== DIRECTION ==
Check every line below for the word "type" and copy the ones that have it.

== INPUT ROWS ==

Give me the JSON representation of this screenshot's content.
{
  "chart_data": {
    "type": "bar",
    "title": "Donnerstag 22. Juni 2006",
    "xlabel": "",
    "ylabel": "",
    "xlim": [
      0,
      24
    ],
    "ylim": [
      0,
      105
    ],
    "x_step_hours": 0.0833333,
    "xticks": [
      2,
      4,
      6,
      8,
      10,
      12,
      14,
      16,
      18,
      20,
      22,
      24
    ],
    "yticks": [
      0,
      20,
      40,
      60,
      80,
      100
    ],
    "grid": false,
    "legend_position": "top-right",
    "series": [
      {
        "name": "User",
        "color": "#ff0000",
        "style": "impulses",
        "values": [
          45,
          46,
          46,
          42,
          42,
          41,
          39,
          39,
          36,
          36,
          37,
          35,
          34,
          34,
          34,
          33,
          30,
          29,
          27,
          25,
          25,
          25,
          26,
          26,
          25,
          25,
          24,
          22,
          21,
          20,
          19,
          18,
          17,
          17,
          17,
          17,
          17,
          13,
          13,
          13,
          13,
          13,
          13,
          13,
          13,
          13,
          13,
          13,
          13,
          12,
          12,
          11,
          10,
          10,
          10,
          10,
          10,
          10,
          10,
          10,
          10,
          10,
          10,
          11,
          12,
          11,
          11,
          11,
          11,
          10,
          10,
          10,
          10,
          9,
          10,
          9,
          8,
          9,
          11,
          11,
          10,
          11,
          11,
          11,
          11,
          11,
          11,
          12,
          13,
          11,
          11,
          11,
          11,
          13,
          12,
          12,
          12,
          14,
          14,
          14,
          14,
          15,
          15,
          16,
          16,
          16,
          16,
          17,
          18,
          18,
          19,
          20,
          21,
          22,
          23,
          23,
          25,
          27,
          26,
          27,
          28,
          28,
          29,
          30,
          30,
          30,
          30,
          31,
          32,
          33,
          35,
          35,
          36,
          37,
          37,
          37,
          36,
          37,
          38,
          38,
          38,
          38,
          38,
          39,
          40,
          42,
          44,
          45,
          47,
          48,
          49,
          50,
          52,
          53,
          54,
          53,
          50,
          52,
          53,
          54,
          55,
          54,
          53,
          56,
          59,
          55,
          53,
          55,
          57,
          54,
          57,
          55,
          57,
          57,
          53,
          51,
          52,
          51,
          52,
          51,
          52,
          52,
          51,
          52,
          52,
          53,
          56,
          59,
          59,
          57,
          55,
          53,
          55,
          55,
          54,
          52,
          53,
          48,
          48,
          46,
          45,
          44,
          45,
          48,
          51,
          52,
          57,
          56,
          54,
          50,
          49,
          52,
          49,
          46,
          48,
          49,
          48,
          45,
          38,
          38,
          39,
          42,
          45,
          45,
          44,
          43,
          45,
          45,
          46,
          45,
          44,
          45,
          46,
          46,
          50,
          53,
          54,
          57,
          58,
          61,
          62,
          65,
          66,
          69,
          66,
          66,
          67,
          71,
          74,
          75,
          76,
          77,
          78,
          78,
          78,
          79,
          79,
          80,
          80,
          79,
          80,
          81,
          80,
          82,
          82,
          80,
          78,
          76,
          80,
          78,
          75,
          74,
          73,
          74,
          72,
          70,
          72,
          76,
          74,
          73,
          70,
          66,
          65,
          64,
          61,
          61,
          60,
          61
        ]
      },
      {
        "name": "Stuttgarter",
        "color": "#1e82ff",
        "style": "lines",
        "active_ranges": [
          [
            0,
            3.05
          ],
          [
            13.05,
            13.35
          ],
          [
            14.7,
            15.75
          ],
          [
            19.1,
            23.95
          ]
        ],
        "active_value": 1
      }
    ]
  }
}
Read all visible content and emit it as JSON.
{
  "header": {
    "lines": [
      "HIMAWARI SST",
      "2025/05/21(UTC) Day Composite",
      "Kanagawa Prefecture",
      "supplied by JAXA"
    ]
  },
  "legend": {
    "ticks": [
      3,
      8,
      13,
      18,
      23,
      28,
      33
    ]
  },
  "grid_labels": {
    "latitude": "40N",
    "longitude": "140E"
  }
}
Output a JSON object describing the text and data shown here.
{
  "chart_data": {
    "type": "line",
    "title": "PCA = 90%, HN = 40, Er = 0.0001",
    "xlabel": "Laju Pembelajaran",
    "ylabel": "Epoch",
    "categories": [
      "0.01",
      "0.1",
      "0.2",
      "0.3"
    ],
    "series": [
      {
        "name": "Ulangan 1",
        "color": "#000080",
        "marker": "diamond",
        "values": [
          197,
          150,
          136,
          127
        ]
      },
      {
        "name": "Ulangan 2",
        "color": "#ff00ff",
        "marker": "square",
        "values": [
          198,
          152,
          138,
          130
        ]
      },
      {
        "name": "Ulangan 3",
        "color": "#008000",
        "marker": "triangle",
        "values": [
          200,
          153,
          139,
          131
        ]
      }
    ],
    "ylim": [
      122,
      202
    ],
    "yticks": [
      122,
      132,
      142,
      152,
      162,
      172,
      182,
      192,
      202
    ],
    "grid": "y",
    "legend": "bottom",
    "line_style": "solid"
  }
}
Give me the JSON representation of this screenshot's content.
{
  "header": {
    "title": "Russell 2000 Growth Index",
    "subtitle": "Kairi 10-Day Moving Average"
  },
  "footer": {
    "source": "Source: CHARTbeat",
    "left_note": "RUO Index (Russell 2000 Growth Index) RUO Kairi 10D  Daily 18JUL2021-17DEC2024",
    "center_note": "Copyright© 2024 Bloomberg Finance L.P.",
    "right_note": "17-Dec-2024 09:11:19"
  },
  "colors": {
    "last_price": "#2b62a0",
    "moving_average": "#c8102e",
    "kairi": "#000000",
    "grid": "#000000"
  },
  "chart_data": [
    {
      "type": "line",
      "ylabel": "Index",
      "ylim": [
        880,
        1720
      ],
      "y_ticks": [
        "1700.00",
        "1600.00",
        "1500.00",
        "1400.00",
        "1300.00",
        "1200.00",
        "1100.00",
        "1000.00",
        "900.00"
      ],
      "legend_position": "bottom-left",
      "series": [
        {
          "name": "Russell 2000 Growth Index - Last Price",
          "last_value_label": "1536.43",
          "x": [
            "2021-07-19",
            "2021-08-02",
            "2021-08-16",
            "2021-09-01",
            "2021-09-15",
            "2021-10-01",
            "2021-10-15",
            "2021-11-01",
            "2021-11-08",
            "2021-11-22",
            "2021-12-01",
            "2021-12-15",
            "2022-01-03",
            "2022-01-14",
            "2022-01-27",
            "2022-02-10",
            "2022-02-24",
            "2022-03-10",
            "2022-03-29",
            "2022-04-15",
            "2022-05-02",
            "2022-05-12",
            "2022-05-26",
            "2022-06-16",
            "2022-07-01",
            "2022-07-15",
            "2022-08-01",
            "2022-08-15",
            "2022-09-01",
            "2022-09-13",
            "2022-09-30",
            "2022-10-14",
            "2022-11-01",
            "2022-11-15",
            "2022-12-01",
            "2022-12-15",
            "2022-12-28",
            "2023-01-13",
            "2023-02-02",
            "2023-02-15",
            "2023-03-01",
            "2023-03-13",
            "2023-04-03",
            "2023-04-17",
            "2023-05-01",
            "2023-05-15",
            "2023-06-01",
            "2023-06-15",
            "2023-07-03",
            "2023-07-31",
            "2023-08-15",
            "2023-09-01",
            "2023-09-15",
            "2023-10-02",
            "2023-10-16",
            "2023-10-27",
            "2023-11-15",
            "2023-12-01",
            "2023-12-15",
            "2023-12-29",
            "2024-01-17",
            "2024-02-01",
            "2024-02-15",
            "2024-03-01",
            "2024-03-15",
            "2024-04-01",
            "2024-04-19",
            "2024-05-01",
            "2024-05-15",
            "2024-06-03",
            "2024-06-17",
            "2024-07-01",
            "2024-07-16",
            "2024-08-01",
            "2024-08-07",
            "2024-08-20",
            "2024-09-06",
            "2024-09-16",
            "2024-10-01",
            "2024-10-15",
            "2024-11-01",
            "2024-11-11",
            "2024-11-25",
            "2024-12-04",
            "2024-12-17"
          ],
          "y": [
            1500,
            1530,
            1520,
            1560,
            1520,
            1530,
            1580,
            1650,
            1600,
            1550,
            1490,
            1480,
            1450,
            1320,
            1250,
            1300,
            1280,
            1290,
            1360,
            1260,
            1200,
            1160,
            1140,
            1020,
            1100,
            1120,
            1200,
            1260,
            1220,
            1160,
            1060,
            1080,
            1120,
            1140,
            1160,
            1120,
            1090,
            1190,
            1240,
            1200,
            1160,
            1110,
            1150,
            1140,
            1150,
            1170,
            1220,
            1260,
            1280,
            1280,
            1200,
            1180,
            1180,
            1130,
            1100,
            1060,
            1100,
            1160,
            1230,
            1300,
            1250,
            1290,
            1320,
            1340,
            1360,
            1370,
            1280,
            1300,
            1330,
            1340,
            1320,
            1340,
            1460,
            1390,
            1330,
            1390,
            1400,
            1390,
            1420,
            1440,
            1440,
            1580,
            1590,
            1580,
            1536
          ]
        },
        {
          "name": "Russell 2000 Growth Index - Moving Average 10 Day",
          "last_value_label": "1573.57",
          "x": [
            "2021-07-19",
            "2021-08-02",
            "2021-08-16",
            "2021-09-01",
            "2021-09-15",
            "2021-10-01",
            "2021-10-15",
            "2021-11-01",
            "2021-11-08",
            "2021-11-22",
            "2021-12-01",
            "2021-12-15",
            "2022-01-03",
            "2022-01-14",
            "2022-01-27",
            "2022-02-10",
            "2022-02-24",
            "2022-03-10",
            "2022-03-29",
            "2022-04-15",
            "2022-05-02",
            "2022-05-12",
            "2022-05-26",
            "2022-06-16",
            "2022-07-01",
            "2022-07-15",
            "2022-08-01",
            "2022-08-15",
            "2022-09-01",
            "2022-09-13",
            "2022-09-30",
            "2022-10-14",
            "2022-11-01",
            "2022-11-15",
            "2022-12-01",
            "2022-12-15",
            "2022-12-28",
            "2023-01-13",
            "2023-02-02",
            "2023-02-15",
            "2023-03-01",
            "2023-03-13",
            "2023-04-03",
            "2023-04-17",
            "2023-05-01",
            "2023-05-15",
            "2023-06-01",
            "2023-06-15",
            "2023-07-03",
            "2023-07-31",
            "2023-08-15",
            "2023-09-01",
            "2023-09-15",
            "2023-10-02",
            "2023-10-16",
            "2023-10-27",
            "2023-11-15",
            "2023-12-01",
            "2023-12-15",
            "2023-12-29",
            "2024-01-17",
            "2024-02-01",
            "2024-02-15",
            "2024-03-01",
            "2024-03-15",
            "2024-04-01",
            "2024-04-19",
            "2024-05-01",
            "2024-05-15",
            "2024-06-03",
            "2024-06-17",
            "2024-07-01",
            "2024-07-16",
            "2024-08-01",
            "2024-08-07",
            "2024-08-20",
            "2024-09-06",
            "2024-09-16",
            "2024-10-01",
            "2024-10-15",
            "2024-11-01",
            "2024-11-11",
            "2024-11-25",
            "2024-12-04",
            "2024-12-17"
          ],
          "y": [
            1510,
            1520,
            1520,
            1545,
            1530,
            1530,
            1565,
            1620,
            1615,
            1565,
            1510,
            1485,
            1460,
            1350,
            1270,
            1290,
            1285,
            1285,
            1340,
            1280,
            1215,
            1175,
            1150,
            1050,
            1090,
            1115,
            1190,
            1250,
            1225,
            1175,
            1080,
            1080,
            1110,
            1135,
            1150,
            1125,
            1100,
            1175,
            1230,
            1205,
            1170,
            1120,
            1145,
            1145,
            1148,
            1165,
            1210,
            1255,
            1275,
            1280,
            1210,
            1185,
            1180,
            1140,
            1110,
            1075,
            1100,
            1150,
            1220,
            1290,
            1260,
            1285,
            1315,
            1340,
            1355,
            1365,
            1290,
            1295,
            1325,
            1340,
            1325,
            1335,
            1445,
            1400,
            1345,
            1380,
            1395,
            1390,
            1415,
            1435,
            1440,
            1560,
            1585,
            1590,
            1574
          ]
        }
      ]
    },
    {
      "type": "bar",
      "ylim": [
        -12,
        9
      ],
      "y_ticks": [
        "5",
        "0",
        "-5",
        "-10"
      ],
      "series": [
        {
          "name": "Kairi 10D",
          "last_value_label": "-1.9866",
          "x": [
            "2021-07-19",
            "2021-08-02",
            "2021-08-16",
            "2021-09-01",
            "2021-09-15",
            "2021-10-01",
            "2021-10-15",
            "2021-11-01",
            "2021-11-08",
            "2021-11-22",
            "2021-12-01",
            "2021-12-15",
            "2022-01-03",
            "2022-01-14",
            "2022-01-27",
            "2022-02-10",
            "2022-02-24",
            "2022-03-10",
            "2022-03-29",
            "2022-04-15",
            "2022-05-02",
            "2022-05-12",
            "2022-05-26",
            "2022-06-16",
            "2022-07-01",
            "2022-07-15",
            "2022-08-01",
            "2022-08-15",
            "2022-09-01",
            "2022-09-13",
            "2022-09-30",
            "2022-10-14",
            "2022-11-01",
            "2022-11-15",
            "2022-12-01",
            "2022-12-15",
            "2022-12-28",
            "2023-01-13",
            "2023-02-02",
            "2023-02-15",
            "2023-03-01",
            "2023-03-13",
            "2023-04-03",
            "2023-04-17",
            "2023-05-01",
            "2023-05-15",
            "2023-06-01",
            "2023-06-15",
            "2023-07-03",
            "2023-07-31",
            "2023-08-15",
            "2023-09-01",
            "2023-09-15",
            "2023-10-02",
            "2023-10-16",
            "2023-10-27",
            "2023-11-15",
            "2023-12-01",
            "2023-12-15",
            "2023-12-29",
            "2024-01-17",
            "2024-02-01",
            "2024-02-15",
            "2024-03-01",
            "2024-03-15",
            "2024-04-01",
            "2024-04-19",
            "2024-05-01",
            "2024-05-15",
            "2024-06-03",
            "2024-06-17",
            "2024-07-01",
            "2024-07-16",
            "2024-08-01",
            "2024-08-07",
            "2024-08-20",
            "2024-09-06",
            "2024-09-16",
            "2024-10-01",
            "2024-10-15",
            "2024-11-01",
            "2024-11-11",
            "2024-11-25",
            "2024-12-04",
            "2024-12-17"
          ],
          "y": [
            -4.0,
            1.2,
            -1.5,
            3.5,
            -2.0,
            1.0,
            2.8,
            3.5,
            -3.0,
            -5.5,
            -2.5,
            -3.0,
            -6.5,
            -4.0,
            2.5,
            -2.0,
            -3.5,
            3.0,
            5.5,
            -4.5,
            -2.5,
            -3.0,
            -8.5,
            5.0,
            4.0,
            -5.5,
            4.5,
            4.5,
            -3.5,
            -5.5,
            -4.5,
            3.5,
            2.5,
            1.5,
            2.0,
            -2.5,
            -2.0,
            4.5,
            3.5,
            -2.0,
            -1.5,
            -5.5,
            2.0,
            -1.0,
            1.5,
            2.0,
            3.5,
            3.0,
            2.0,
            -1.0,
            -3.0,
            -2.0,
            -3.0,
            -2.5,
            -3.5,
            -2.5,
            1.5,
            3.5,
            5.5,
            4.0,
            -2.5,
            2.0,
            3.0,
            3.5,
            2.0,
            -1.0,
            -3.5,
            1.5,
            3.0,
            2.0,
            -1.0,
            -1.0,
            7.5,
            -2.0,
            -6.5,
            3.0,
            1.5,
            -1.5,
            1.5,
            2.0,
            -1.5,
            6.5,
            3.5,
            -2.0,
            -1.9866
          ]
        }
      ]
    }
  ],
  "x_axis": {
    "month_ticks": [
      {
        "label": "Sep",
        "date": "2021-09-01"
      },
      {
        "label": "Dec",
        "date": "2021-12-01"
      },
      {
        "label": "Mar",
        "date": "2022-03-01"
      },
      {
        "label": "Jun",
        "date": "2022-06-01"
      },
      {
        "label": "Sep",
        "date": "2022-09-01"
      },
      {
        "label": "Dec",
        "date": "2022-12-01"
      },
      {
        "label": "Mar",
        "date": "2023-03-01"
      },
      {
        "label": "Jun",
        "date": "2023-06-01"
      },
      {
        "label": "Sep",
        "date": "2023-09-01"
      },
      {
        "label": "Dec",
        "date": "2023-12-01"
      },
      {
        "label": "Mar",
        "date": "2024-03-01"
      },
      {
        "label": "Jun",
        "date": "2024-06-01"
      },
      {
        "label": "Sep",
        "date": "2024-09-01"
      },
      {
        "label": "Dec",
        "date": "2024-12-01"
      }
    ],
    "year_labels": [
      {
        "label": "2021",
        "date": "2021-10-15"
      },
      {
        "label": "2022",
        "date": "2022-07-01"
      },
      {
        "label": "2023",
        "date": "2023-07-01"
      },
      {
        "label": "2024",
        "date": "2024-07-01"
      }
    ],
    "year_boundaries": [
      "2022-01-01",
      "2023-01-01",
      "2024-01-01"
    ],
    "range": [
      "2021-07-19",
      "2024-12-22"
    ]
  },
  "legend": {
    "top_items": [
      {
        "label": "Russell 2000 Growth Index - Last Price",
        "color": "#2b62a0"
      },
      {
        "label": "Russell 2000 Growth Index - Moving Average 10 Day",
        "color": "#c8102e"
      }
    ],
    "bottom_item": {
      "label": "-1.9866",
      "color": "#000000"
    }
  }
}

== WRITTEN ANSWER ==
    "type": "bar",
    "type": "line",
      "type": "line",
      "type": "bar",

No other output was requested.